Looking back at the Korea Republic squad that took part in the FIFA U-20 World Cup seven years ago, the difficulty in making the transition from promising starlet to senior international is laid bare. Only a handful of youngsters in that squad – the likes of striker Park Chuyoung, defender Kim Jinkyu and goalkeeper Jung Sungryong – have become fully fledged Taeguk Warriors, while others have taken more time to reach their peak.

The opposite is true, though, for Lee Keunho, who didn’t even have the chance to come off the bench at Netherlands 2005, but is now arguably the hottest prospect in the Korea Republic side bidding to qualify for the 2014 FIFA World Cup Brazil™. In fact, the 27-year-old Taeguk Warriors’ leading marksman since coach Choi Kang-Hee took the reins in December, with five goals in as many outings.

|---|

EXERCISE A:
Answer each question from the Korea Republic football text.
(i) In which tournament did the Korea Republic squad take part seven years ago?
(ii) Which defender from that squad does the text name?
(iii) Which tournament is the current Korea Republic side bidding to qualify for?
EXERCISE B: How would this sentence from the Korea Republic football text read in Spanish? "Only a handful of youngsters in that squad – the likes of striker Park Chuyoung, defender Kim Jinkyu and goalkeeper Jung Sungryong – have become fully fledged Taeguk Warriors, while others have taken more time to reach their peak."

RECORD EXCERPTS:
|---|

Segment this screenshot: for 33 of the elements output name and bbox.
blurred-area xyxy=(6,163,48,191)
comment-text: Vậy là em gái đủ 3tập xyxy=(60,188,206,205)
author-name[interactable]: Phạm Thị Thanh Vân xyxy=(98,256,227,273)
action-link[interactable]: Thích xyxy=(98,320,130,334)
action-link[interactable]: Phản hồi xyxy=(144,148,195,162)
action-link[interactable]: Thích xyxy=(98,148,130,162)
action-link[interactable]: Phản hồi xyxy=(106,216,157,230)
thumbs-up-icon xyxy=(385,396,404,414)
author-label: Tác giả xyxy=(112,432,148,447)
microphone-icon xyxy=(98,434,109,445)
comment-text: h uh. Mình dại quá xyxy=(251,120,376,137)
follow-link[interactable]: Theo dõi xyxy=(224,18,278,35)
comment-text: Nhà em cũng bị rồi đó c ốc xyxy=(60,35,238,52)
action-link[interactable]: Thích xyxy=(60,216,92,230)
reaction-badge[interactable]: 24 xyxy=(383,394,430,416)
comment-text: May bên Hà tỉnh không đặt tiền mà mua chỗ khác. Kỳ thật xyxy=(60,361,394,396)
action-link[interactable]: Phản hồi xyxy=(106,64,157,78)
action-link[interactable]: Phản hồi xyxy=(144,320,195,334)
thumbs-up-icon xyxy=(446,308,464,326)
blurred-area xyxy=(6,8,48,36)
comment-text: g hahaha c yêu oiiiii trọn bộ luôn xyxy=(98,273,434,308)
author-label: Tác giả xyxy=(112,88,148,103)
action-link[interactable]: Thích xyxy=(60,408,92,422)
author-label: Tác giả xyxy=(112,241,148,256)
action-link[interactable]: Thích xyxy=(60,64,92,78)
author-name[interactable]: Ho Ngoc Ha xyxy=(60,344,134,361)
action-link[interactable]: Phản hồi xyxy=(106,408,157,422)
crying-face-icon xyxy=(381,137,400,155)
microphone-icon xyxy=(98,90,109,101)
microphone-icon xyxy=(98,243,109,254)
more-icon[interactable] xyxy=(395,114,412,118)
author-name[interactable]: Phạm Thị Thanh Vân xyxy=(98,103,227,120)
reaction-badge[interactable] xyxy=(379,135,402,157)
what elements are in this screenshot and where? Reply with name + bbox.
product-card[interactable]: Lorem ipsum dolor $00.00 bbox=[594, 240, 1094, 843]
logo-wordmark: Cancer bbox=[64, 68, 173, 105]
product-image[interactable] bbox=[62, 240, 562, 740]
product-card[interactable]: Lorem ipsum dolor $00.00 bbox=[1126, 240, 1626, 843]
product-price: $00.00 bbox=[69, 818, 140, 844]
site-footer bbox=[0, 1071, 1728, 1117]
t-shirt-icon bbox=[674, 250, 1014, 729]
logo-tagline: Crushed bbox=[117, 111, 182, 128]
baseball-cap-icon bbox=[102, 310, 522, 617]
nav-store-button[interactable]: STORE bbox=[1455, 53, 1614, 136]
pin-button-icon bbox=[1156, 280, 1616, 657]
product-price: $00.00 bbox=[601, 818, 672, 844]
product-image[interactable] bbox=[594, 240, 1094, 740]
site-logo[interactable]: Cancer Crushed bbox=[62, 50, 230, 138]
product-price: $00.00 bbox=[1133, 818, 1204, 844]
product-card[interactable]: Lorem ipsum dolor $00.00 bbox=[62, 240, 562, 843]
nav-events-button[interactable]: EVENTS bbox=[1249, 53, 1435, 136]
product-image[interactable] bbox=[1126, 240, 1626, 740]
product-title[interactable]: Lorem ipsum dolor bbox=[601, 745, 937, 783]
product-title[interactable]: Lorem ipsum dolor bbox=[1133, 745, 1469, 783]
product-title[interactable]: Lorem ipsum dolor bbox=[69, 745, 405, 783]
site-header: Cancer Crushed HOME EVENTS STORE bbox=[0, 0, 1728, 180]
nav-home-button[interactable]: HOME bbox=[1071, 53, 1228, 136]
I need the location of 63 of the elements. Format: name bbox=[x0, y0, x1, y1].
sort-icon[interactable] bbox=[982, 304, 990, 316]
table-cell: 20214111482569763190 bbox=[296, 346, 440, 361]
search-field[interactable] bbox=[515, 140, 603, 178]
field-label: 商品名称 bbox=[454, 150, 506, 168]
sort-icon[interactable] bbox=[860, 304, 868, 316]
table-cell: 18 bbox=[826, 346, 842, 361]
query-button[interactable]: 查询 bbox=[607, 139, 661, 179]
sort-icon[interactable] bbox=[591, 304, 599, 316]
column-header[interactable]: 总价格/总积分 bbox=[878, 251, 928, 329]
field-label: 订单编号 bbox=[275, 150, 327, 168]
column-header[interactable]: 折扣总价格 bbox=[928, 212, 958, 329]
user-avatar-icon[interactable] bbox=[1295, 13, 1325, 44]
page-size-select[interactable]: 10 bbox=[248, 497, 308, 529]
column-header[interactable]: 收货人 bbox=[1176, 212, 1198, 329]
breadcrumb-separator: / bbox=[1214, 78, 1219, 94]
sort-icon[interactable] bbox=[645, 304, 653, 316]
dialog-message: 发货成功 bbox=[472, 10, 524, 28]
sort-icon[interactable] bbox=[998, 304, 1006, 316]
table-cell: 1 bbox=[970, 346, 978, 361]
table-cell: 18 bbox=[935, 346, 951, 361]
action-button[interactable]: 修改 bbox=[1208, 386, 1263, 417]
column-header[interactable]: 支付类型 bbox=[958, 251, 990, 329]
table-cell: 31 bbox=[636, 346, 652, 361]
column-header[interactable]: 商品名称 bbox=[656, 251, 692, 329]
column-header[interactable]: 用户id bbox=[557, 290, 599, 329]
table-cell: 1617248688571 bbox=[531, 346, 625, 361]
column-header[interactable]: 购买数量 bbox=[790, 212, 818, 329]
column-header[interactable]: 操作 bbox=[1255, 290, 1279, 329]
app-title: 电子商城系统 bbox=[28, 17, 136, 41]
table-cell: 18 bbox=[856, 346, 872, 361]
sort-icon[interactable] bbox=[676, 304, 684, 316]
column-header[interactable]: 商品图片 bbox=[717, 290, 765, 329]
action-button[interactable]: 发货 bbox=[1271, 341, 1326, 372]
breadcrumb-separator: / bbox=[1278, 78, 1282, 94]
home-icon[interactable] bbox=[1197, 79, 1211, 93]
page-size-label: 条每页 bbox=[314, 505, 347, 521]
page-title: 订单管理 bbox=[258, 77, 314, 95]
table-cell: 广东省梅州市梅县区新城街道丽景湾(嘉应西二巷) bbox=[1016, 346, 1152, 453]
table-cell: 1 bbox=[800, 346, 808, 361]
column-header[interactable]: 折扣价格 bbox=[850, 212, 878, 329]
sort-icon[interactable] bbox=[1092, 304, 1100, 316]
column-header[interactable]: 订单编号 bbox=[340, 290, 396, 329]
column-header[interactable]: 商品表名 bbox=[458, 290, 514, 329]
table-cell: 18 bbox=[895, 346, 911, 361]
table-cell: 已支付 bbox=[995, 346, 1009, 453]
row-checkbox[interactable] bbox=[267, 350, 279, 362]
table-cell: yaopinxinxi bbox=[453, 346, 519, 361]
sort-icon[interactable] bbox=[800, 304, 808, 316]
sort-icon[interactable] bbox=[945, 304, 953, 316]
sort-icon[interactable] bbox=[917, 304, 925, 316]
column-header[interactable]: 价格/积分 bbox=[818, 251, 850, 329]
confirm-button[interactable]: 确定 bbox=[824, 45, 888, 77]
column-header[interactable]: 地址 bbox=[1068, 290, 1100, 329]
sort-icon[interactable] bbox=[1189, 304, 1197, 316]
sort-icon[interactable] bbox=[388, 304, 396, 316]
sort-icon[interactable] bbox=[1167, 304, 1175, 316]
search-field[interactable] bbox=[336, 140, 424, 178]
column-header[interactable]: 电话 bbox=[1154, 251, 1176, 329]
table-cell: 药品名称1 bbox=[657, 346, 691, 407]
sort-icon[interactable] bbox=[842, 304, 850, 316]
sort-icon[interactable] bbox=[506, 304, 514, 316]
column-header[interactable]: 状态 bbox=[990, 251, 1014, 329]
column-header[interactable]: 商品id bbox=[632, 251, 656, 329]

|---|

RESPONSE A:
(i) The FIFA U-20 World Cup, Netherlands 2005
(ii) Kim Jinkyu
(iii) The 2014 FIFA World Cup Brazil™

RESPONSE B: Solo unos pocos jóvenes de aquella plantilla (como el delantero Park Chuyoung, el defensa Kim Jinkyu y el portero Jung Sungryong) se han convertido en Guerreros Taeguk de pleno derecho, mientras que otros han tardado más en alcanzar su mejor nivel.